Pull every line of the entries that has the word "Inwestycje".

# Data shown start

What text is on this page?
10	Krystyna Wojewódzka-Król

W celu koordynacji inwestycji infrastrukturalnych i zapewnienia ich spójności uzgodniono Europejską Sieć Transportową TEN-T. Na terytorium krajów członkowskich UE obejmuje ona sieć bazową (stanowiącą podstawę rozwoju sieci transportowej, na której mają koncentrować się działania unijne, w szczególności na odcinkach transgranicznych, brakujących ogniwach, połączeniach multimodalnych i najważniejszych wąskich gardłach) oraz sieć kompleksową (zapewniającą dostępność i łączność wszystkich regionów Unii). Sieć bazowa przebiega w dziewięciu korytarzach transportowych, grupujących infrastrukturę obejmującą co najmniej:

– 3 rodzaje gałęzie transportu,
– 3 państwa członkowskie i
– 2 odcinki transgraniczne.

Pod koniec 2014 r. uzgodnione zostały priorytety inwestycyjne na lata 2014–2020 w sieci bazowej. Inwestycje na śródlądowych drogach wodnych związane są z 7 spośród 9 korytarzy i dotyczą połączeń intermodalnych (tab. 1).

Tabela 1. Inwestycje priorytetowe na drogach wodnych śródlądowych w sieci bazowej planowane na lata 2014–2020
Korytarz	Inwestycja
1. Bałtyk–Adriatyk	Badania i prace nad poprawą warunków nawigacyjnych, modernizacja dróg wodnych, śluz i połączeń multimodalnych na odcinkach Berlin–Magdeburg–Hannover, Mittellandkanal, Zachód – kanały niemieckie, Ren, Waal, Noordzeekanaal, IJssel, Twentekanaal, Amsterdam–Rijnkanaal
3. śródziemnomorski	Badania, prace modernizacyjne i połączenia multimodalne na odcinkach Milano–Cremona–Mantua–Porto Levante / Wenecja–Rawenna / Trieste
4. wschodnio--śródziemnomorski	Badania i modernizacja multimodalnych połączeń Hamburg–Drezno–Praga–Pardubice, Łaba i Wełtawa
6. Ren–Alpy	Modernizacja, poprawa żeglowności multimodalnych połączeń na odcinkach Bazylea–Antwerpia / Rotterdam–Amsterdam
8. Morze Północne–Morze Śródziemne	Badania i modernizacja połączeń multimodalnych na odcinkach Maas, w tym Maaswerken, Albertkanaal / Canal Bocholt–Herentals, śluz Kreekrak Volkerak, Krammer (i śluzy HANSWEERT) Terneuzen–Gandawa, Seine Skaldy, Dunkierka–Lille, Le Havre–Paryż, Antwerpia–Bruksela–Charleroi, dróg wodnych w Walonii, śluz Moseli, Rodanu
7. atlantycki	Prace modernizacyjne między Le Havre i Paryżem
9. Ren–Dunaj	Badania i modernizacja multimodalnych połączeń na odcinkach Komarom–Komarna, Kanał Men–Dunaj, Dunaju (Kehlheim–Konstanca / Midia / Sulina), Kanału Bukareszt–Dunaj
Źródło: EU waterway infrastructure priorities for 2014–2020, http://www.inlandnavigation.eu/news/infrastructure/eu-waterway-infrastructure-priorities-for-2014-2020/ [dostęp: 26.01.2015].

# Data shown end

**Output below**
Pod koniec 2014 r. uzgodnione zostały priorytety inwestycyjne na lata 2014–2020 w sieci bazowej. Inwestycje na śródlądowych drogach wodnych związane są z 7 spośród 9 korytarzy i dotyczą połączeń intermodalnych (tab. 1).
Tabela 1. Inwestycje priorytetowe na drogach wodnych śródlądowych w sieci bazowej planowane na lata 2014–2020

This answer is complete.